MATERIAL SUPPLIED:
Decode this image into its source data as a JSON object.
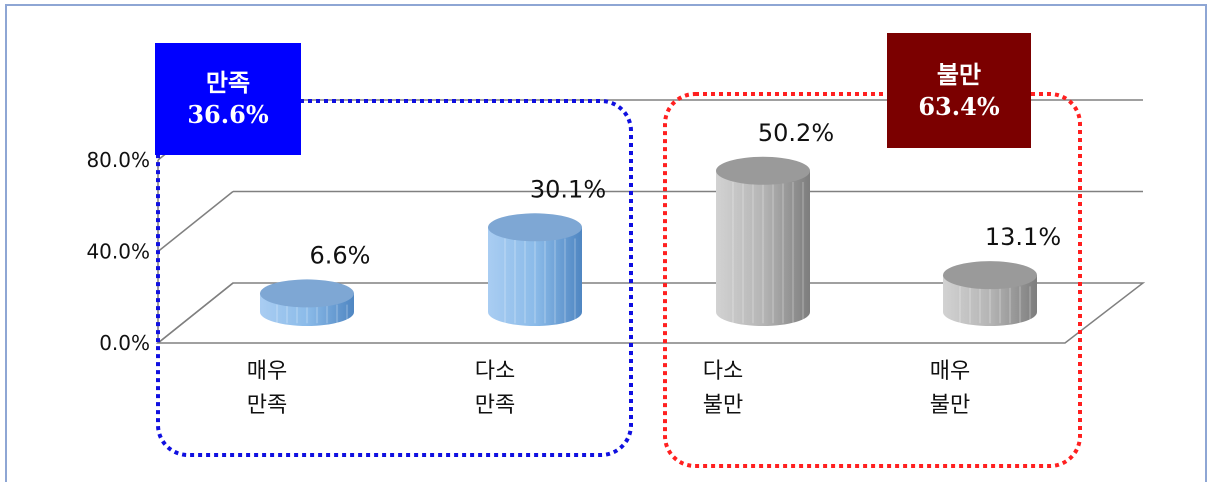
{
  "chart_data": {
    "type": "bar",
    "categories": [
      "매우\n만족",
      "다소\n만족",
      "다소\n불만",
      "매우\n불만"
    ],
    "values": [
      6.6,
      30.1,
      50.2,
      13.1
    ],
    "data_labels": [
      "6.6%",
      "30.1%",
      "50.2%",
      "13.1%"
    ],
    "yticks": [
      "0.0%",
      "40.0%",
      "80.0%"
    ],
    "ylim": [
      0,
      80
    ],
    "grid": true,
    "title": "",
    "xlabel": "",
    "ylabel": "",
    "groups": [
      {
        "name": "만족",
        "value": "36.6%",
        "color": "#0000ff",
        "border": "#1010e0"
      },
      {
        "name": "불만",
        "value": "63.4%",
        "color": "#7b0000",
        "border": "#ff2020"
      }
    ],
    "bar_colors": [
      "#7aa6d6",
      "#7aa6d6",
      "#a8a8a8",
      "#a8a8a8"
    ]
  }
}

--

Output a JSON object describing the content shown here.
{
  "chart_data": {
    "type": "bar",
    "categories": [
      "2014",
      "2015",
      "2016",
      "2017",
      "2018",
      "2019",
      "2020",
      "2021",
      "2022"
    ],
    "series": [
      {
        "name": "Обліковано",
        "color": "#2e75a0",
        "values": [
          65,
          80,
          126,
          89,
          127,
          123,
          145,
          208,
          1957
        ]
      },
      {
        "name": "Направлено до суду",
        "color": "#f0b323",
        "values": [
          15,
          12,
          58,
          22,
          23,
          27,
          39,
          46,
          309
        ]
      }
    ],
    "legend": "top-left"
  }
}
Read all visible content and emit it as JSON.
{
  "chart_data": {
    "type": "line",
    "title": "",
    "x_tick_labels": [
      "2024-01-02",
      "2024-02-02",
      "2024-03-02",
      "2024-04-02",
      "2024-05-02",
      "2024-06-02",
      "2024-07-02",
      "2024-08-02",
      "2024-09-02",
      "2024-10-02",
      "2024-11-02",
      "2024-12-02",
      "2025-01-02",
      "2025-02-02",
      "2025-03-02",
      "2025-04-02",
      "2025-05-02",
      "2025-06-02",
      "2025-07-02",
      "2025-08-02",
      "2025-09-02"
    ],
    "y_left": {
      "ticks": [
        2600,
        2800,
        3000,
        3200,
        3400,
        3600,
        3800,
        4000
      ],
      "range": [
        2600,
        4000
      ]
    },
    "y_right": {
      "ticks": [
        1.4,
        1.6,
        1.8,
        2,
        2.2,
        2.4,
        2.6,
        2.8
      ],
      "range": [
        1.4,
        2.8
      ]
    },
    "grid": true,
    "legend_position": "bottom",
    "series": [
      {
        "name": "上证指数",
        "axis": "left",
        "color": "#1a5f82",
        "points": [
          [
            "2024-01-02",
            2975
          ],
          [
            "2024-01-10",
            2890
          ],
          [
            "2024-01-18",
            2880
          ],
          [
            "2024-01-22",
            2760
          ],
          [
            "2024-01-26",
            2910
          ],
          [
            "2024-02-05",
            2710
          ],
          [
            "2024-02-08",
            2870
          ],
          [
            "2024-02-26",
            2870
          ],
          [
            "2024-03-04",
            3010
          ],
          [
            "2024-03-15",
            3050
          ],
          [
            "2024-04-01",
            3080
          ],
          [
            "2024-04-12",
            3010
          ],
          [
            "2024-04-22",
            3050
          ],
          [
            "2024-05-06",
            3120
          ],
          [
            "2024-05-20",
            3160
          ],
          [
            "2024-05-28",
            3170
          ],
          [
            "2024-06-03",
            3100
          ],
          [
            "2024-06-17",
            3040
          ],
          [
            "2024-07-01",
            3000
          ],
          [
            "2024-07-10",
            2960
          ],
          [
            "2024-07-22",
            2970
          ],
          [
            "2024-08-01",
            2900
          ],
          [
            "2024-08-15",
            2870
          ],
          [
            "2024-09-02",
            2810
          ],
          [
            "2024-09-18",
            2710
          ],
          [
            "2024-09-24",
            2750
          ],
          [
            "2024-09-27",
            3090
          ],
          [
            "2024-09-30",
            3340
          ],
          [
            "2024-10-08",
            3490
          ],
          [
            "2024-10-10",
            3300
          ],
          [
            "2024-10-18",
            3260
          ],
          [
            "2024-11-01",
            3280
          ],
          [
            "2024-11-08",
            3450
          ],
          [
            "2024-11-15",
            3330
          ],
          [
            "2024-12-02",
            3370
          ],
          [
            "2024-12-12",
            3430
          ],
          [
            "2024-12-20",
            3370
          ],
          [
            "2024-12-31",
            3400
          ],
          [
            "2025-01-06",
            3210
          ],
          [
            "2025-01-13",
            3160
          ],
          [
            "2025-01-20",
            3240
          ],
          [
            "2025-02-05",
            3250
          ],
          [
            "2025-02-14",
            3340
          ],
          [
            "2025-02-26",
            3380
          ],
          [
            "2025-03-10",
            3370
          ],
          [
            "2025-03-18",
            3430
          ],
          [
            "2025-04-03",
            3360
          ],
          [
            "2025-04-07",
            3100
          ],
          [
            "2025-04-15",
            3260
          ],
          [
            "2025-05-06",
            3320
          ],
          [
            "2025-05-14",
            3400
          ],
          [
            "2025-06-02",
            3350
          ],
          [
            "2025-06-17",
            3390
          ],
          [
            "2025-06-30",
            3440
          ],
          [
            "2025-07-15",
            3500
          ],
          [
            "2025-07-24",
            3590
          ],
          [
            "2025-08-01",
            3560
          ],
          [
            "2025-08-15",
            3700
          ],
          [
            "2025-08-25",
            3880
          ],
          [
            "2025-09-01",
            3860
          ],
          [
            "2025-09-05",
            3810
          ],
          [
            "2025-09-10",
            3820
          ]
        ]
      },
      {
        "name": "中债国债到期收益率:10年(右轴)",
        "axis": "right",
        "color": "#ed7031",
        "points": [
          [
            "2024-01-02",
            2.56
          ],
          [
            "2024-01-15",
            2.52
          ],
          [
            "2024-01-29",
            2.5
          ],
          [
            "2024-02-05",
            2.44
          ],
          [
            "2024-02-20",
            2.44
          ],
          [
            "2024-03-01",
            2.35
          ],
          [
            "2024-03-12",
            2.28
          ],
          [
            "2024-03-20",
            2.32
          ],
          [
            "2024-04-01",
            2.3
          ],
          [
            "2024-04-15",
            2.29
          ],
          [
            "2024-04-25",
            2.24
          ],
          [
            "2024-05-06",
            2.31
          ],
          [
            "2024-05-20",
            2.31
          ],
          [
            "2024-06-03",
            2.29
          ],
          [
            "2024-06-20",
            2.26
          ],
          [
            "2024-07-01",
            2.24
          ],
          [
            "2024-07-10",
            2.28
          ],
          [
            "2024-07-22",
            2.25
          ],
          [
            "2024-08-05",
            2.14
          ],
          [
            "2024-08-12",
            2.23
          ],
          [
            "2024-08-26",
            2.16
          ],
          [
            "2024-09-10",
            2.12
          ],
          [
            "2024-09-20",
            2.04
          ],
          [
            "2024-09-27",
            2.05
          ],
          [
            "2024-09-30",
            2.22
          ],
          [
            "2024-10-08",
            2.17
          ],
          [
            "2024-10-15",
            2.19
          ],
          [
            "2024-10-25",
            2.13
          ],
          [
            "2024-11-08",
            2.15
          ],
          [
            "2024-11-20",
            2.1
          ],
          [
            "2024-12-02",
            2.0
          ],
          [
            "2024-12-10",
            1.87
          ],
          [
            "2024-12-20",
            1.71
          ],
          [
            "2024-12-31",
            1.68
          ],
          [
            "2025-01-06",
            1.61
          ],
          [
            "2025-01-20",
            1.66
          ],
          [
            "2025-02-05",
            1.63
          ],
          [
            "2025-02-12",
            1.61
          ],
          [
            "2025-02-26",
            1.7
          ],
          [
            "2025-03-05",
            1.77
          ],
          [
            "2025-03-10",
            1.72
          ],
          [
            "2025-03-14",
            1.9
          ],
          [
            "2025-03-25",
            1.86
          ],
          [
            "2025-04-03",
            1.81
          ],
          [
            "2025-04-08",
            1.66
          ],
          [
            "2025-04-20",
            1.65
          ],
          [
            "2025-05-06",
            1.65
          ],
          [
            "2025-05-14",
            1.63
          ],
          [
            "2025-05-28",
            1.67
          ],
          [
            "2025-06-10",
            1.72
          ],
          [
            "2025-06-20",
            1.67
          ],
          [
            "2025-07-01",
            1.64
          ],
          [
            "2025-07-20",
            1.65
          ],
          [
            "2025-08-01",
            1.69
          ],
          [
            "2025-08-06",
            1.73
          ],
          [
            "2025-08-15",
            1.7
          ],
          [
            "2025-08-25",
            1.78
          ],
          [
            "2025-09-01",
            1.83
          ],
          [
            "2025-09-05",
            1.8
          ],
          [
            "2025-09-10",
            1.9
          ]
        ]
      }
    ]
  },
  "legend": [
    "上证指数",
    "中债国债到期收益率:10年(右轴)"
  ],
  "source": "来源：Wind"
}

WORK INSTRUCTIONS: Which lines contain the word "中债国债到期收益率"? Copy each one.

TASK RESULT:
        "name": "中债国债到期收益率:10年(右轴)",
    "中债国债到期收益率:10年(右轴)"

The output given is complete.